Task statement:
Copy, from the entries below, each line in which the string "title" appears.

Available data:
.....
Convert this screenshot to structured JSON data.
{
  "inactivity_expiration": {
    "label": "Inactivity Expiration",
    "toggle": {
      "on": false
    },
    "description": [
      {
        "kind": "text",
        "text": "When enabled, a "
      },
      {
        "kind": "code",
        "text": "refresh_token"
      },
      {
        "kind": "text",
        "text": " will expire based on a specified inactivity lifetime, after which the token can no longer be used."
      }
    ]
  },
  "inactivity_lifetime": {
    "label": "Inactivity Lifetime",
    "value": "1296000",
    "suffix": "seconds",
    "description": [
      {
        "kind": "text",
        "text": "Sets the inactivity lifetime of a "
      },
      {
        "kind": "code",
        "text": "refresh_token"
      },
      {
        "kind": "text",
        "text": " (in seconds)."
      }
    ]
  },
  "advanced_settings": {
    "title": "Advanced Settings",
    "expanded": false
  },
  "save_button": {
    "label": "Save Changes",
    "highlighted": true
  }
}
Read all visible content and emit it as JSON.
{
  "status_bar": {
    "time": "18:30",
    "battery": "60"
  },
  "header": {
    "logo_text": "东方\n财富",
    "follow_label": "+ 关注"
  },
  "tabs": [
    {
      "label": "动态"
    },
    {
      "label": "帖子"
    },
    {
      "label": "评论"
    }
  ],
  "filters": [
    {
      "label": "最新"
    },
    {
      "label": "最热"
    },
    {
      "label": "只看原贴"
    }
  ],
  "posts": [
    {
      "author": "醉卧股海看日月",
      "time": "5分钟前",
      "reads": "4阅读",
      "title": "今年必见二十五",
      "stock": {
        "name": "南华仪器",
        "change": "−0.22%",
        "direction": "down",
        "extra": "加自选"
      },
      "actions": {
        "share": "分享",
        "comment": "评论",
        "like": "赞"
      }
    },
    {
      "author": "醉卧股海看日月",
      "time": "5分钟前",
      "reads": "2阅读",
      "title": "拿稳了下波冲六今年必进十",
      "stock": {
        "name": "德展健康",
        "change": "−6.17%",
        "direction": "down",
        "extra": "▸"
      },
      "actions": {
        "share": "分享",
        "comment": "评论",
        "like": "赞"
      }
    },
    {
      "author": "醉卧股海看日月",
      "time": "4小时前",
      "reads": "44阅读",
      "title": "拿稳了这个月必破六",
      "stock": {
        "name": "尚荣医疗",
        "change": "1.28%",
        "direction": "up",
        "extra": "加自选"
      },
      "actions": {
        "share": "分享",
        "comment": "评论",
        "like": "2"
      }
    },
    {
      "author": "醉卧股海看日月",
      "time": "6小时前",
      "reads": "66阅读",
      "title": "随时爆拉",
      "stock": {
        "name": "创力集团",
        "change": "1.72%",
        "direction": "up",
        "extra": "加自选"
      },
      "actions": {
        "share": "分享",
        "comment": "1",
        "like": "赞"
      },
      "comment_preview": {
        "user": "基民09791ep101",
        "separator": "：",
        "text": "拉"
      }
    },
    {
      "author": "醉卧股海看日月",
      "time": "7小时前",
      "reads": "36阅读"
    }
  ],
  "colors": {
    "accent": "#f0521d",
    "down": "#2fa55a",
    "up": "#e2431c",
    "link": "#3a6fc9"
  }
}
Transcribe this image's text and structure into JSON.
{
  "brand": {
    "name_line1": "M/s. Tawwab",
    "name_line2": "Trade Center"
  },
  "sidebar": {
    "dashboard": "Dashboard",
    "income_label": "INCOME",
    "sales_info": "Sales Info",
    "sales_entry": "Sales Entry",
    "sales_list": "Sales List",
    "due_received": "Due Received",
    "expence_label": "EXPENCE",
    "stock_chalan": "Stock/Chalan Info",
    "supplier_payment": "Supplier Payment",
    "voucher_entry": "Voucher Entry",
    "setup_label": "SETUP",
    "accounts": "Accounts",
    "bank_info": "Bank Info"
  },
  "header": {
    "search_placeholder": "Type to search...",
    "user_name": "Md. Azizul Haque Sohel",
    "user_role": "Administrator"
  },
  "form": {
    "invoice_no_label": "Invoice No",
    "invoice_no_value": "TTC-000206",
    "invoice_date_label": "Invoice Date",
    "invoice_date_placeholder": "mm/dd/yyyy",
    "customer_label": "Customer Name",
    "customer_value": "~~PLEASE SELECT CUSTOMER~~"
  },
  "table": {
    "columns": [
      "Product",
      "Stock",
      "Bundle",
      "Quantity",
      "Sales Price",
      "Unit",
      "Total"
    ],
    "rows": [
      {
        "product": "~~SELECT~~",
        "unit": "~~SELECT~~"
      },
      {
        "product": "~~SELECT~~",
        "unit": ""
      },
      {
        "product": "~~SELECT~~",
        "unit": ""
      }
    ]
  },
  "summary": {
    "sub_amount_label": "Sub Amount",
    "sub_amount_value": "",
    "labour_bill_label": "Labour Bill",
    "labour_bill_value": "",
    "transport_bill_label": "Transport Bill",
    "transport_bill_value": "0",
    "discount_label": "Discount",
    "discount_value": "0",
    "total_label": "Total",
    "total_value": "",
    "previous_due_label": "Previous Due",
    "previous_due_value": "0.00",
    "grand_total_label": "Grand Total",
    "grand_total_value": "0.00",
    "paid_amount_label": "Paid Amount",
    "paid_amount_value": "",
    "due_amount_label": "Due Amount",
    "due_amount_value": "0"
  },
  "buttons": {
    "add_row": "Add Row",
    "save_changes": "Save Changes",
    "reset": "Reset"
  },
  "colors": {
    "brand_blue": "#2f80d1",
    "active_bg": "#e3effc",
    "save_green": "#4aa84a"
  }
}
.....
Answer to the problem:
    "title": "Advanced Settings",
      "title": "今年必见二十五",
      "title": "拿稳了下波冲六今年必进十",
      "title": "拿稳了这个月必破六",
      "title": "随时爆拉",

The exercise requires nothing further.